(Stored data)

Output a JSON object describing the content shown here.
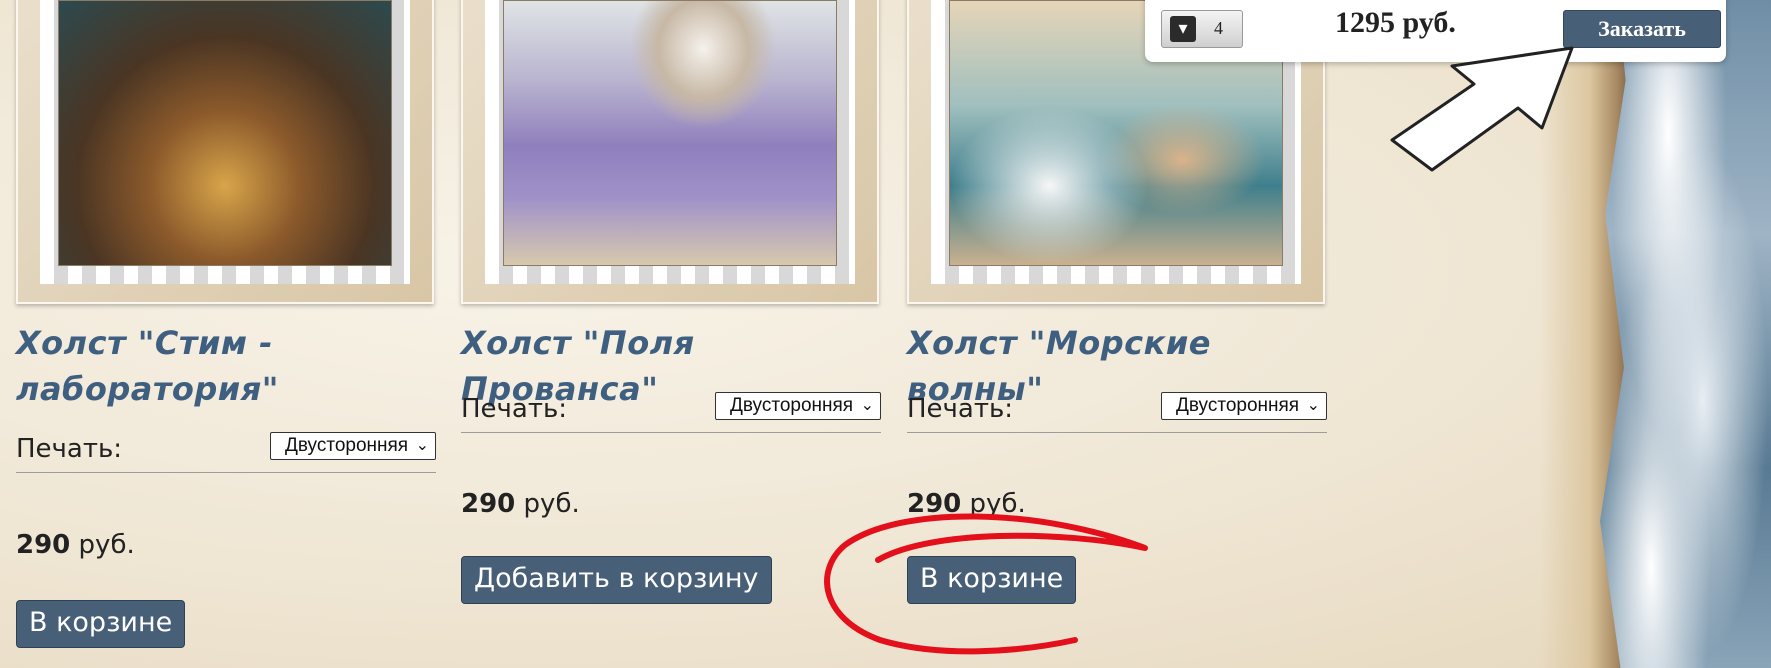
{
  "products": [
    {
      "title_line1": "Холст \"Стим -",
      "title_line2": "лаборатория\"",
      "print_label": "Печать:",
      "print_value": "Двусторонняя",
      "price_value": "290",
      "price_currency": "руб.",
      "button_label": "В корзине"
    },
    {
      "title_line1": "Холст \"Поля Прованса\"",
      "print_label": "Печать:",
      "print_value": "Двусторонняя",
      "price_value": "290",
      "price_currency": "руб.",
      "button_label": "Добавить в корзину"
    },
    {
      "title_line1": "Холст \"Морские волны\"",
      "print_label": "Печать:",
      "print_value": "Двусторонняя",
      "price_value": "290",
      "price_currency": "руб.",
      "button_label": "В корзине"
    }
  ],
  "cart": {
    "count": "4",
    "total": "1295 руб.",
    "order_label": "Заказать",
    "icon": "basket-icon"
  },
  "annotations": {
    "arrow_color": "#ffffff",
    "circle_color": "#e3101c"
  }
}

**Task**
Exactly reproduce each record, leaving out any pictures.

**Result of the task**
Output a JSON object describing the content shown here.
{
  "products": [
    {
      "title_line1": "Холст \"Стим -",
      "title_line2": "лаборатория\"",
      "print_label": "Печать:",
      "print_value": "Двусторонняя",
      "price_value": "290",
      "price_currency": "руб.",
      "button_label": "В корзине"
    },
    {
      "title_line1": "Холст \"Поля Прованса\"",
      "print_label": "Печать:",
      "print_value": "Двусторонняя",
      "price_value": "290",
      "price_currency": "руб.",
      "button_label": "Добавить в корзину"
    },
    {
      "title_line1": "Холст \"Морские волны\"",
      "print_label": "Печать:",
      "print_value": "Двусторонняя",
      "price_value": "290",
      "price_currency": "руб.",
      "button_label": "В корзине"
    }
  ],
  "cart": {
    "count": "4",
    "total": "1295 руб.",
    "order_label": "Заказать",
    "icon": "basket-icon"
  },
  "annotations": {
    "arrow_color": "#ffffff",
    "circle_color": "#e3101c"
  }
}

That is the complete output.